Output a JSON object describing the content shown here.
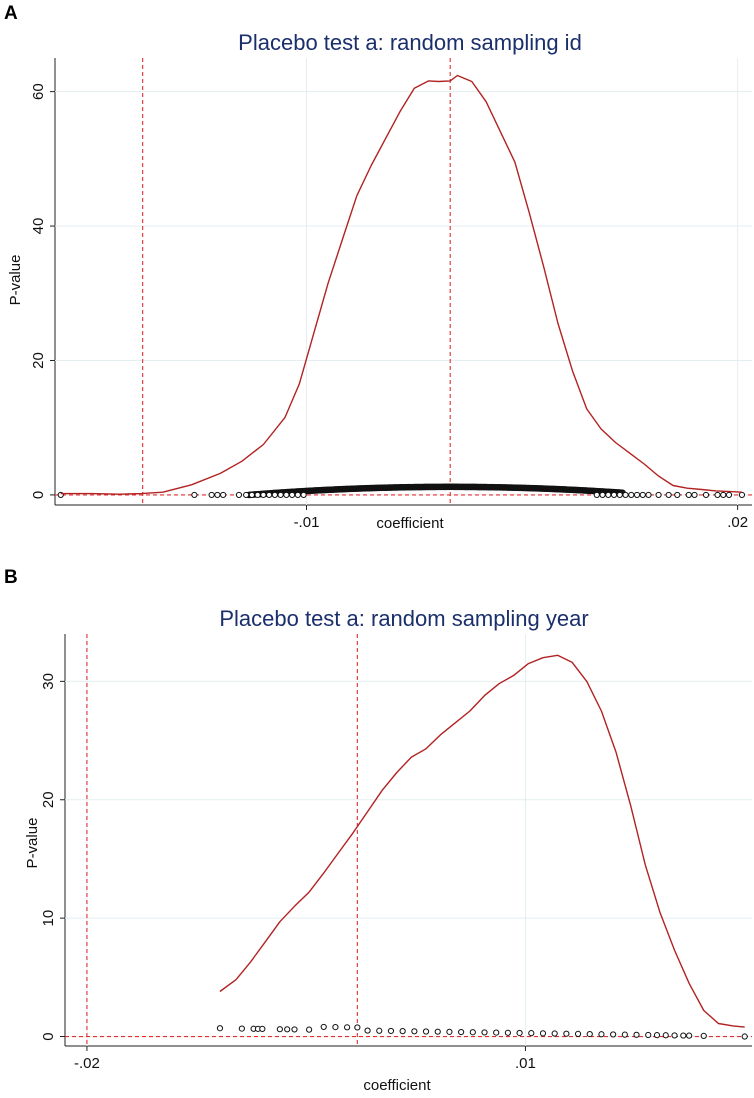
{
  "chart_data": [
    {
      "panel": "A",
      "type": "line",
      "title": "Placebo test a: random sampling id",
      "xlabel": "coefficient",
      "ylabel": "P-value",
      "xlim": [
        -0.0275,
        0.021
      ],
      "ylim": [
        -1.5,
        65
      ],
      "xticks": [
        {
          "value": -0.01,
          "label": "-.01"
        },
        {
          "value": 0.02,
          "label": ".02"
        }
      ],
      "yticks": [
        {
          "value": 0,
          "label": "0"
        },
        {
          "value": 20,
          "label": "20"
        },
        {
          "value": 40,
          "label": "40"
        },
        {
          "value": 60,
          "label": "60"
        }
      ],
      "vlines": [
        -0.0214,
        0.0
      ],
      "hlines": [
        0
      ],
      "series": [
        {
          "name": "density",
          "color": "#b22222",
          "x": [
            -0.0271,
            -0.025,
            -0.023,
            -0.0215,
            -0.02,
            -0.018,
            -0.016,
            -0.0145,
            -0.013,
            -0.0115,
            -0.0105,
            -0.0095,
            -0.0085,
            -0.0075,
            -0.0065,
            -0.0055,
            -0.0045,
            -0.0035,
            -0.0025,
            -0.0015,
            -0.0008,
            0.0,
            0.0005,
            0.0015,
            0.0025,
            0.0035,
            0.0045,
            0.0055,
            0.0065,
            0.0075,
            0.0085,
            0.0095,
            0.0105,
            0.0115,
            0.0125,
            0.0135,
            0.0145,
            0.0155,
            0.0165,
            0.0175,
            0.0185,
            0.0195,
            0.0203
          ],
          "y": [
            0.2,
            0.2,
            0.1,
            0.2,
            0.4,
            1.5,
            3.2,
            5.0,
            7.5,
            11.5,
            16.5,
            24.0,
            31.5,
            38.0,
            44.5,
            49.0,
            53.0,
            57.0,
            60.5,
            61.6,
            61.5,
            61.6,
            62.4,
            61.5,
            58.5,
            54.0,
            49.5,
            42.0,
            34.0,
            25.5,
            18.5,
            12.8,
            9.8,
            7.8,
            6.2,
            4.6,
            2.8,
            1.4,
            1.0,
            0.8,
            0.6,
            0.5,
            0.4
          ]
        }
      ],
      "scatter_band": {
        "x_range": [
          -0.014,
          0.012
        ],
        "y_peak": 1.2,
        "y_edge": 0.0,
        "peak_x": 0.0
      },
      "scatter_points": [
        -0.0271,
        -0.0178,
        -0.0166,
        -0.0162,
        -0.0158,
        -0.0147,
        -0.0142,
        -0.0138,
        -0.0134,
        -0.013,
        -0.0126,
        -0.0122,
        -0.0118,
        -0.0114,
        -0.011,
        -0.0106,
        -0.0102,
        0.0102,
        0.0106,
        0.011,
        0.0114,
        0.0118,
        0.0122,
        0.0126,
        0.013,
        0.0134,
        0.0138,
        0.0145,
        0.0152,
        0.0158,
        0.0166,
        0.017,
        0.0178,
        0.0186,
        0.019,
        0.0194,
        0.0203
      ]
    },
    {
      "panel": "B",
      "type": "line",
      "title": "Placebo test a: random sampling year",
      "xlabel": "coefficient",
      "ylabel": "P-value",
      "xlim": [
        -0.0215,
        0.0255
      ],
      "ylim": [
        -0.8,
        34
      ],
      "xticks": [
        {
          "value": -0.02,
          "label": "-.02"
        },
        {
          "value": 0.01,
          "label": ".01"
        }
      ],
      "yticks": [
        {
          "value": 0,
          "label": "0"
        },
        {
          "value": 10,
          "label": "10"
        },
        {
          "value": 20,
          "label": "20"
        },
        {
          "value": 30,
          "label": "30"
        }
      ],
      "vlines": [
        -0.02,
        -0.0015
      ],
      "hlines": [
        0
      ],
      "series": [
        {
          "name": "density",
          "color": "#b22222",
          "x": [
            -0.0109,
            -0.0098,
            -0.0088,
            -0.0078,
            -0.0068,
            -0.0058,
            -0.0048,
            -0.0038,
            -0.0028,
            -0.0018,
            -0.0008,
            0.0002,
            0.0012,
            0.0022,
            0.0032,
            0.0042,
            0.0052,
            0.0062,
            0.0072,
            0.0082,
            0.0092,
            0.0102,
            0.0112,
            0.0122,
            0.0132,
            0.0142,
            0.0152,
            0.0162,
            0.0172,
            0.0182,
            0.0192,
            0.0202,
            0.0212,
            0.0222,
            0.0232,
            0.0242,
            0.025
          ],
          "y": [
            3.8,
            4.8,
            6.3,
            8.0,
            9.7,
            11.0,
            12.2,
            13.8,
            15.5,
            17.2,
            19.0,
            20.8,
            22.3,
            23.6,
            24.3,
            25.5,
            26.5,
            27.5,
            28.8,
            29.8,
            30.5,
            31.5,
            32.0,
            32.2,
            31.6,
            30.0,
            27.5,
            24.0,
            19.5,
            14.5,
            10.5,
            7.3,
            4.5,
            2.2,
            1.1,
            0.9,
            0.8
          ]
        }
      ],
      "scatter_points": [
        -0.0109,
        -0.0094,
        -0.0086,
        -0.0083,
        -0.008,
        -0.0068,
        -0.0063,
        -0.0058,
        -0.0048,
        -0.0038,
        -0.003,
        -0.0022,
        -0.0015,
        -0.0008,
        0.0,
        0.0008,
        0.0016,
        0.0024,
        0.0032,
        0.004,
        0.0048,
        0.0056,
        0.0064,
        0.0072,
        0.008,
        0.0088,
        0.0096,
        0.0104,
        0.0112,
        0.012,
        0.0128,
        0.0136,
        0.0144,
        0.0152,
        0.016,
        0.0168,
        0.0176,
        0.0184,
        0.019,
        0.0196,
        0.0202,
        0.0208,
        0.0212,
        0.0222,
        0.025
      ]
    }
  ]
}
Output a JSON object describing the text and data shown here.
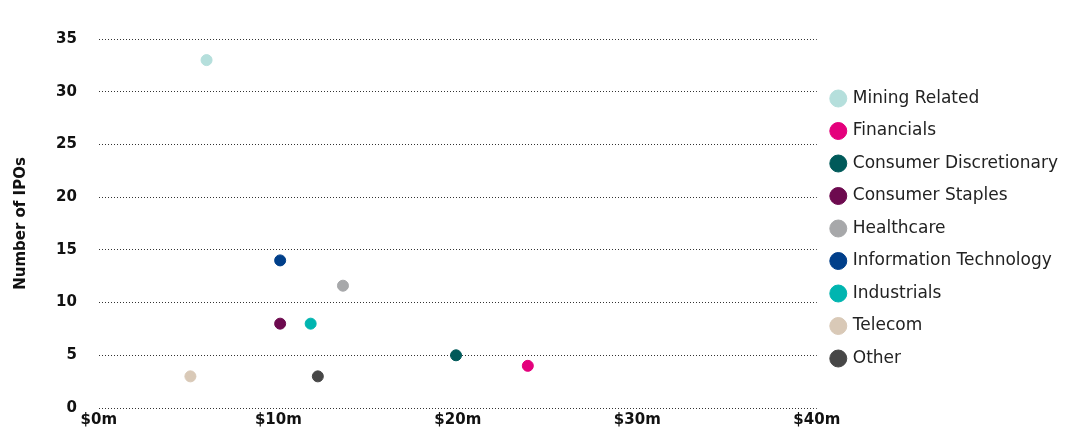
{
  "chart_data": {
    "type": "scatter",
    "ylabel": "Number of IPOs",
    "xlim": [
      0,
      40
    ],
    "xticks": [
      {
        "value": 0,
        "label": "$0m"
      },
      {
        "value": 10,
        "label": "$10m"
      },
      {
        "value": 20,
        "label": "$20m"
      },
      {
        "value": 30,
        "label": "$30m"
      },
      {
        "value": 40,
        "label": "$40m"
      }
    ],
    "ylim": [
      0,
      35
    ],
    "yticks": [
      0,
      5,
      10,
      15,
      20,
      25,
      30,
      35
    ],
    "grid": "y",
    "legend": "right",
    "marker": "circle",
    "series": [
      {
        "name": "Mining Related",
        "color": "#b5dfdc",
        "x": [
          6
        ],
        "values": [
          33
        ]
      },
      {
        "name": "Financials",
        "color": "#e4007c",
        "x": [
          23.9
        ],
        "values": [
          4
        ]
      },
      {
        "name": "Consumer Discretionary",
        "color": "#005a5a",
        "x": [
          19.9
        ],
        "values": [
          5
        ]
      },
      {
        "name": "Consumer Staples",
        "color": "#6d0a4f",
        "x": [
          10.1
        ],
        "values": [
          8
        ]
      },
      {
        "name": "Healthcare",
        "color": "#a7a8aa",
        "x": [
          13.6
        ],
        "values": [
          11.6
        ]
      },
      {
        "name": "Information Technology",
        "color": "#003f8a",
        "x": [
          10.1
        ],
        "values": [
          14
        ]
      },
      {
        "name": "Industrials",
        "color": "#00b5b0",
        "x": [
          11.8
        ],
        "values": [
          8
        ]
      },
      {
        "name": "Telecom",
        "color": "#d9c9b7",
        "x": [
          5.1
        ],
        "values": [
          3
        ]
      },
      {
        "name": "Other",
        "color": "#474747",
        "x": [
          12.2
        ],
        "values": [
          3
        ]
      }
    ]
  }
}
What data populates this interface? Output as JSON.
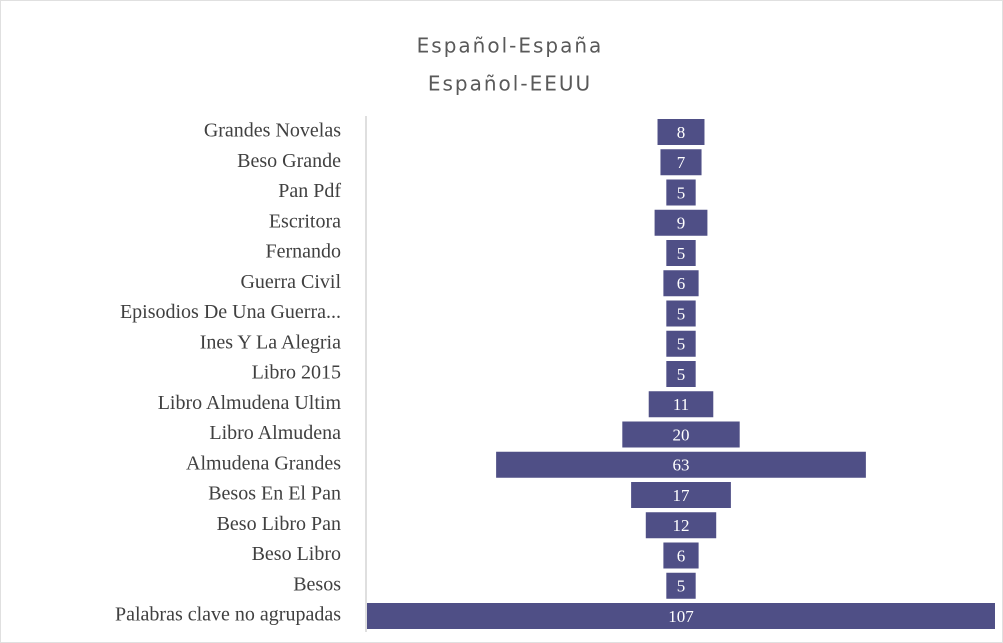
{
  "chart_data": {
    "type": "funnel",
    "title": "Español-España",
    "subtitle": "Español-EEUU",
    "categories": [
      "Grandes Novelas",
      "Beso Grande",
      "Pan Pdf",
      "Escritora",
      "Fernando",
      "Guerra Civil",
      "Episodios De Una Guerra...",
      "Ines Y La Alegria",
      "Libro 2015",
      "Libro Almudena Ultim",
      "Libro Almudena",
      "Almudena Grandes",
      "Besos En El Pan",
      "Beso Libro Pan",
      "Beso Libro",
      "Besos",
      "Palabras clave no agrupadas"
    ],
    "values": [
      8,
      7,
      5,
      9,
      5,
      6,
      5,
      5,
      5,
      11,
      20,
      63,
      17,
      12,
      6,
      5,
      107
    ],
    "color": "#4f4f86"
  }
}
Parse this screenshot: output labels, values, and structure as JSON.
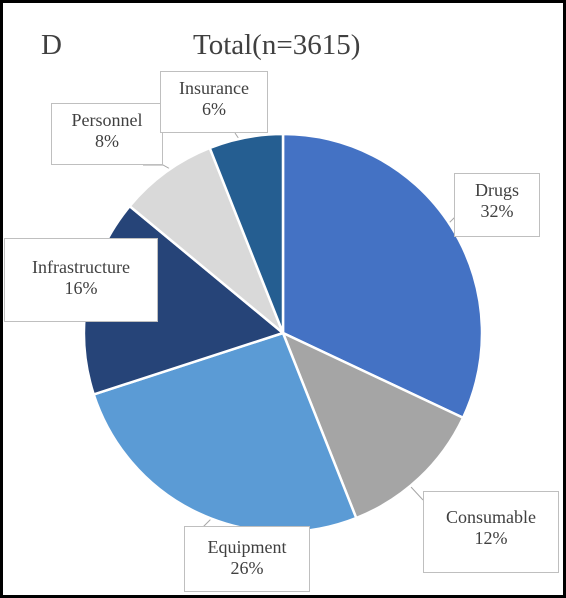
{
  "panel_letter": "D",
  "chart_data": {
    "type": "pie",
    "title": "Total(n=3615)",
    "categories": [
      "Drugs",
      "Consumable",
      "Equipment",
      "Infrastructure",
      "Personnel",
      "Insurance"
    ],
    "values": [
      32,
      12,
      26,
      16,
      8,
      6
    ],
    "value_labels": [
      "32%",
      "12%",
      "26%",
      "16%",
      "8%",
      "6%"
    ],
    "colors": [
      "#4472c4",
      "#a5a5a5",
      "#5b9bd5",
      "#264478",
      "#d9d9d9",
      "#255e91"
    ],
    "start": "12 o'clock, clockwise",
    "legend": "none"
  }
}
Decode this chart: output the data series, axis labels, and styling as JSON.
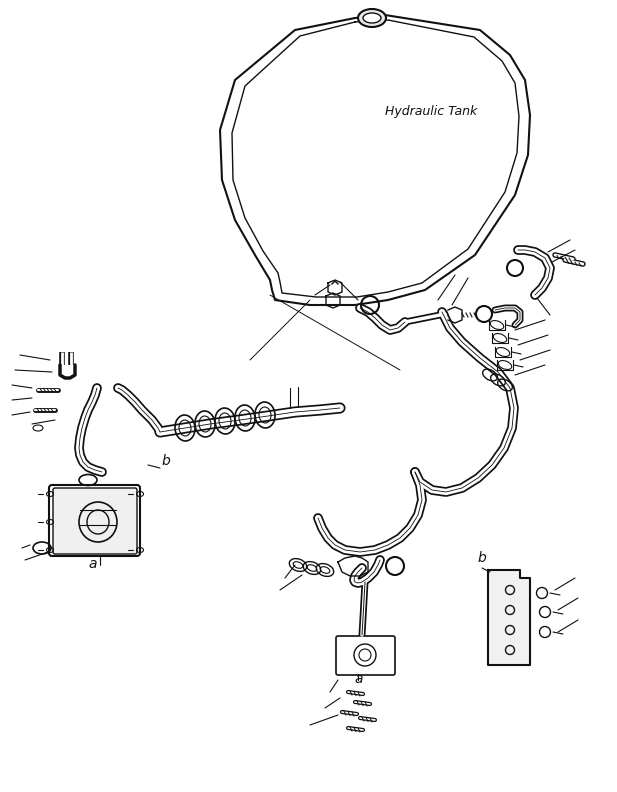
{
  "background_color": "#ffffff",
  "line_color": "#111111",
  "hydraulic_tank_label": "Hydraulic Tank",
  "label_a1": "a",
  "label_b1": "b",
  "label_a2": "a",
  "label_b2": "b",
  "figsize": [
    6.17,
    7.92
  ],
  "dpi": 100
}
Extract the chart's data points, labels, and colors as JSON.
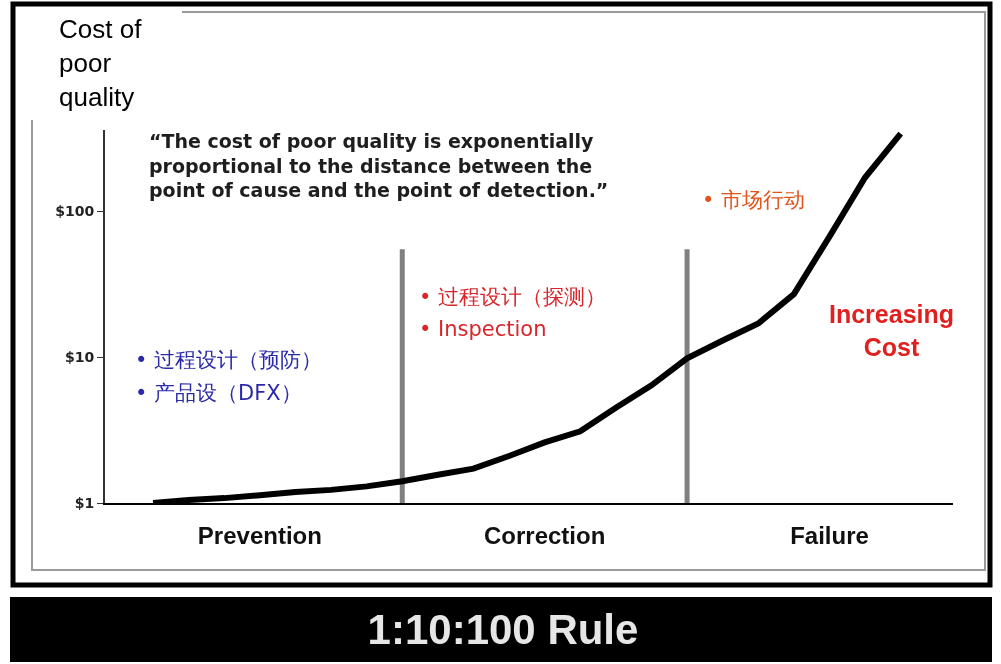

--

#### Task description:
Skip the pictures and copy exactly the lines from the one containing "Parse this screenshot: output" through the end of the material, both ends included.

#### Solution for this task:
Parse this screenshot: output labels, values, and structure as JSON.
{
  "panel_letter": "D",
  "chart_data": {
    "type": "pie",
    "title": "Total(n=3615)",
    "categories": [
      "Drugs",
      "Consumable",
      "Equipment",
      "Infrastructure",
      "Personnel",
      "Insurance"
    ],
    "values": [
      32,
      12,
      26,
      16,
      8,
      6
    ],
    "value_labels": [
      "32%",
      "12%",
      "26%",
      "16%",
      "8%",
      "6%"
    ],
    "colors": [
      "#4472c4",
      "#a5a5a5",
      "#5b9bd5",
      "#264478",
      "#d9d9d9",
      "#255e91"
    ],
    "start": "12 o'clock, clockwise",
    "legend": "none"
  }
}
Decode this chart: output the data series, axis labels, and styling as JSON.
{
  "background_color": "#ffffff",
  "line_color": "#111111",
  "hydraulic_tank_label": "Hydraulic Tank",
  "label_a1": "a",
  "label_b1": "b",
  "label_a2": "a",
  "label_b2": "b",
  "figsize": [
    6.17,
    7.92
  ],
  "dpi": 100
}
Extract the chart's data points, labels, and colors as JSON.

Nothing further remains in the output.